- _What the exercise asks_: Say how many lines include the word "Munich", using only a number.

- _Dataset entries on figures_:
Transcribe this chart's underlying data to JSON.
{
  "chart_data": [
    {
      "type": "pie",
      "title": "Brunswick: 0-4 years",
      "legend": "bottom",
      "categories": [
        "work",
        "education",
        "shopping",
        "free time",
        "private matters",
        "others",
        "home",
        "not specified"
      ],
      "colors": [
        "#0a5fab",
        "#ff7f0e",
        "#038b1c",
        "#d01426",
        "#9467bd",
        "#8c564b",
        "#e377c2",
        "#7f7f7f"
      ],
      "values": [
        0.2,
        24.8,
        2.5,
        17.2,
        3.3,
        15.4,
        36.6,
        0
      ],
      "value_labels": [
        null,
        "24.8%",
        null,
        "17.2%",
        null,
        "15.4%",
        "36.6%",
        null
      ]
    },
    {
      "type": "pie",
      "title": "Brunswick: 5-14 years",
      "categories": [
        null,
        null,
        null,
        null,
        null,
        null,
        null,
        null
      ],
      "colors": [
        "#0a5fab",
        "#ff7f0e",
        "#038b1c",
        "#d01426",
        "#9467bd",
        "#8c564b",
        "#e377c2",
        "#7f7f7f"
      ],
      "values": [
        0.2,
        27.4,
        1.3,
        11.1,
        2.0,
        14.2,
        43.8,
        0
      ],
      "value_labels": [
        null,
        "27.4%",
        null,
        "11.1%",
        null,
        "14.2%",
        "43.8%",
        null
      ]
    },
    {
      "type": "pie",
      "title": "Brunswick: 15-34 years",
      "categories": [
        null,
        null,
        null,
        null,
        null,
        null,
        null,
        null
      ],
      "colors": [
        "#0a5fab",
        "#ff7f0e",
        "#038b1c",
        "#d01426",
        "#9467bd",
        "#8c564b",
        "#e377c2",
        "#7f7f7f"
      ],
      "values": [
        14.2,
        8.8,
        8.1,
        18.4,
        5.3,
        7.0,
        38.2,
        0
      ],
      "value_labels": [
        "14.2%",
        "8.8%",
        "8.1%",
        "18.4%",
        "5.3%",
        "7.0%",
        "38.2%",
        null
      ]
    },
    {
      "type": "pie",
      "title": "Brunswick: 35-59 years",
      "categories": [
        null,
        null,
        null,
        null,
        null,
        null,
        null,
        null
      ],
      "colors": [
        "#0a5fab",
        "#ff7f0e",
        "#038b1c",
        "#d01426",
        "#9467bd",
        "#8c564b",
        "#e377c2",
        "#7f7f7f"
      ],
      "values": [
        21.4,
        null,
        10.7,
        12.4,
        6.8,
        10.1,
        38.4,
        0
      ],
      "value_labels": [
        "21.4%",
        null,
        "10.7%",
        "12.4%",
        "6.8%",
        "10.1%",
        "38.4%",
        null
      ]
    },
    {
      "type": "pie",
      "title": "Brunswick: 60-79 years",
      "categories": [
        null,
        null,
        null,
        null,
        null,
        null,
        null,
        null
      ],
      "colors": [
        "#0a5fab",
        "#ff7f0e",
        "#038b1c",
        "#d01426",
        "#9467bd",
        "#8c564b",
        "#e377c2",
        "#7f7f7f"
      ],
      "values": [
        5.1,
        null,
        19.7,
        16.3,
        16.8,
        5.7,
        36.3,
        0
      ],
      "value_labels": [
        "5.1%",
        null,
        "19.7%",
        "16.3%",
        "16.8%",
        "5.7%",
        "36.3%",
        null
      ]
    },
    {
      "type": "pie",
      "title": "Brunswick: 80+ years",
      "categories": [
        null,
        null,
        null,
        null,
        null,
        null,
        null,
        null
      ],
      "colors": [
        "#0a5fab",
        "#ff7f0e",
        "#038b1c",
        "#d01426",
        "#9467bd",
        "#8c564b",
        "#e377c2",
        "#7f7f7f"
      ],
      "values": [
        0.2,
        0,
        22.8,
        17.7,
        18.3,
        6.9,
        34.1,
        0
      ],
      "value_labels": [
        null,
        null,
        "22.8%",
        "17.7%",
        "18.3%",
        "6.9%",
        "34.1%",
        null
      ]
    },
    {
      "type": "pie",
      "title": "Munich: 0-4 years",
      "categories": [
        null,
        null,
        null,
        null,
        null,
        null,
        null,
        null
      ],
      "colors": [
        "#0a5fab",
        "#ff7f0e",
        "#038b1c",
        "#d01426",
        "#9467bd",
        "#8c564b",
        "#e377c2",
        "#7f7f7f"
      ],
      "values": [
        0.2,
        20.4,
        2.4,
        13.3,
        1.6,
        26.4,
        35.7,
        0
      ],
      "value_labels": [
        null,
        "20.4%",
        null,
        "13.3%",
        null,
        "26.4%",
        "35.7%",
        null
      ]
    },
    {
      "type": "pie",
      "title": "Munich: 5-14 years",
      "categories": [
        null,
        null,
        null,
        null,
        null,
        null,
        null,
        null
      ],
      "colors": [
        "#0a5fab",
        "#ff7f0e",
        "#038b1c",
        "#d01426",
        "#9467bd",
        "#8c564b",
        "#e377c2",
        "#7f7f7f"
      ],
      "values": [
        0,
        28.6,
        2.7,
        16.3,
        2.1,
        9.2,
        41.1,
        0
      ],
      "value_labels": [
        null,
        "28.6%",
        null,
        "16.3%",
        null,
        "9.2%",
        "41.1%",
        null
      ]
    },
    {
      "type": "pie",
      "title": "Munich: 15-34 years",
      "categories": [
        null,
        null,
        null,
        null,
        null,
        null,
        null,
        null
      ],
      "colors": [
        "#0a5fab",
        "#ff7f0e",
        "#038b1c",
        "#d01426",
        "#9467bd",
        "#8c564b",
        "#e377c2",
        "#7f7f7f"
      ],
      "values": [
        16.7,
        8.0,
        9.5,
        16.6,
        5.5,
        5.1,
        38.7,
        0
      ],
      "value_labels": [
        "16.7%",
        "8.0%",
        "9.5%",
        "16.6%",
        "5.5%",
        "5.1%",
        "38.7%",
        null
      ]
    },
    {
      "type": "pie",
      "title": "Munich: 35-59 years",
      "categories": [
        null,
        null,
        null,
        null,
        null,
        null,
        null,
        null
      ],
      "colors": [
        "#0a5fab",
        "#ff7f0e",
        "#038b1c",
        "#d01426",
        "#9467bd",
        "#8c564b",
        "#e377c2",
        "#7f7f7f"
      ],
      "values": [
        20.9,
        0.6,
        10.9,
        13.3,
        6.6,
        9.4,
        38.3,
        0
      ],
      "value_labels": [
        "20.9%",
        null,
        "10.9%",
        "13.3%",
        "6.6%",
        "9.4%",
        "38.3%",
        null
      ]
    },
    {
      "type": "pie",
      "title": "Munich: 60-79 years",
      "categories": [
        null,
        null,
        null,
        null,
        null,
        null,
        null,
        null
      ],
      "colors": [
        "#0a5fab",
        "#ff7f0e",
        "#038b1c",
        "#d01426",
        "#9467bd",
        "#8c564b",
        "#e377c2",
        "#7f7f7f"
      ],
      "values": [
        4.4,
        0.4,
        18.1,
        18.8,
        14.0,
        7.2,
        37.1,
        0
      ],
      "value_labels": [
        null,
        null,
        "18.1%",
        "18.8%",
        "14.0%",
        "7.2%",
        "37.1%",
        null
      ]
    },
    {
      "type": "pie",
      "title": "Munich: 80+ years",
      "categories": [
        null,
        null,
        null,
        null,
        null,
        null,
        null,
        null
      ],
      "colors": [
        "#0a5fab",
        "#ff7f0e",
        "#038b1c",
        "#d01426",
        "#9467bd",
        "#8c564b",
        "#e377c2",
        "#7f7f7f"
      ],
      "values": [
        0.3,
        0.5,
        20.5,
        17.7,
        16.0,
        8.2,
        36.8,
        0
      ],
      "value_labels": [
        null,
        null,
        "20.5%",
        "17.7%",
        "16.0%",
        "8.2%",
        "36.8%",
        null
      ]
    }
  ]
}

- _Full response_: 6